Task brief:
Rewrite the listing so that every "microfiber" becomes "cotton terry", with nothing else changed. Omit the pictures.

'''

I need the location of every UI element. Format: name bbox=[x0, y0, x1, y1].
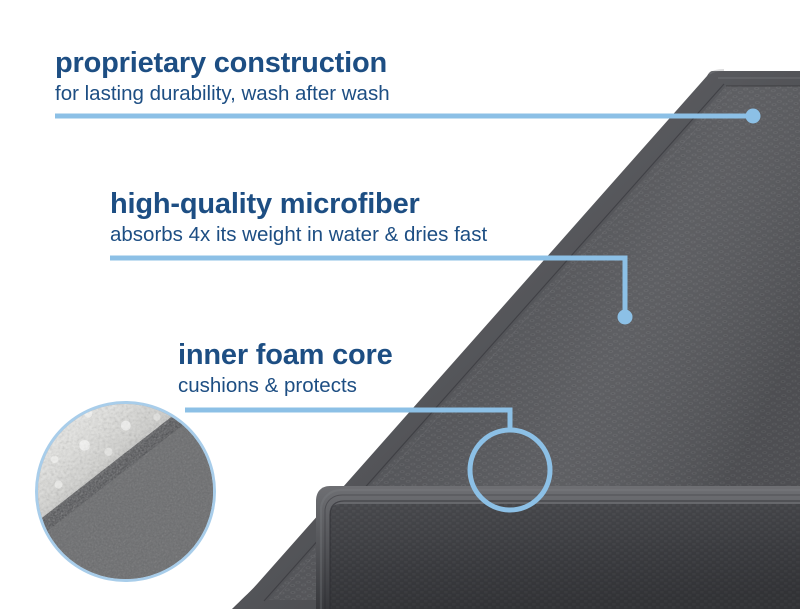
foam-core-cross-section-image bbox=[38, 404, 213, 579]
callout-1-heading: proprietary construction bbox=[55, 48, 390, 78]
foam-core-cross-section-inset bbox=[38, 404, 213, 579]
product-feature-infographic: proprietary construction for lasting dur… bbox=[0, 0, 800, 609]
callout-2-heading: high-quality microfiber bbox=[110, 189, 487, 219]
callout-high-quality-microfiber: high-quality microfiber absorbs 4x its w… bbox=[110, 189, 487, 247]
callout-3-subtext: cushions & protects bbox=[178, 374, 393, 398]
callout-2-subtext: absorbs 4x its weight in water & dries f… bbox=[110, 223, 487, 247]
callout-3-heading: inner foam core bbox=[178, 340, 393, 370]
callout-inner-foam-core: inner foam core cushions & protects bbox=[178, 340, 393, 398]
callout-proprietary-construction: proprietary construction for lasting dur… bbox=[55, 48, 390, 106]
mat-lower-body bbox=[316, 486, 800, 609]
callout-1-subtext: for lasting durability, wash after wash bbox=[55, 82, 390, 106]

'''

Written answer:
I need the location of every UI element. Format: name bbox=[x0, y0, x1, y1].
foam-core-cross-section-image bbox=[38, 404, 213, 579]
callout-1-heading: proprietary construction bbox=[55, 48, 390, 78]
foam-core-cross-section-inset bbox=[38, 404, 213, 579]
product-feature-infographic: proprietary construction for lasting dur… bbox=[0, 0, 800, 609]
callout-2-heading: high-quality cotton terry bbox=[110, 189, 487, 219]
callout-high-quality-cotton terry: high-quality cotton terry absorbs 4x its w… bbox=[110, 189, 487, 247]
callout-3-subtext: cushions & protects bbox=[178, 374, 393, 398]
callout-2-subtext: absorbs 4x its weight in water & dries f… bbox=[110, 223, 487, 247]
callout-3-heading: inner foam core bbox=[178, 340, 393, 370]
callout-inner-foam-core: inner foam core cushions & protects bbox=[178, 340, 393, 398]
callout-proprietary-construction: proprietary construction for lasting dur… bbox=[55, 48, 390, 106]
mat-lower-body bbox=[316, 486, 800, 609]
callout-1-subtext: for lasting durability, wash after wash bbox=[55, 82, 390, 106]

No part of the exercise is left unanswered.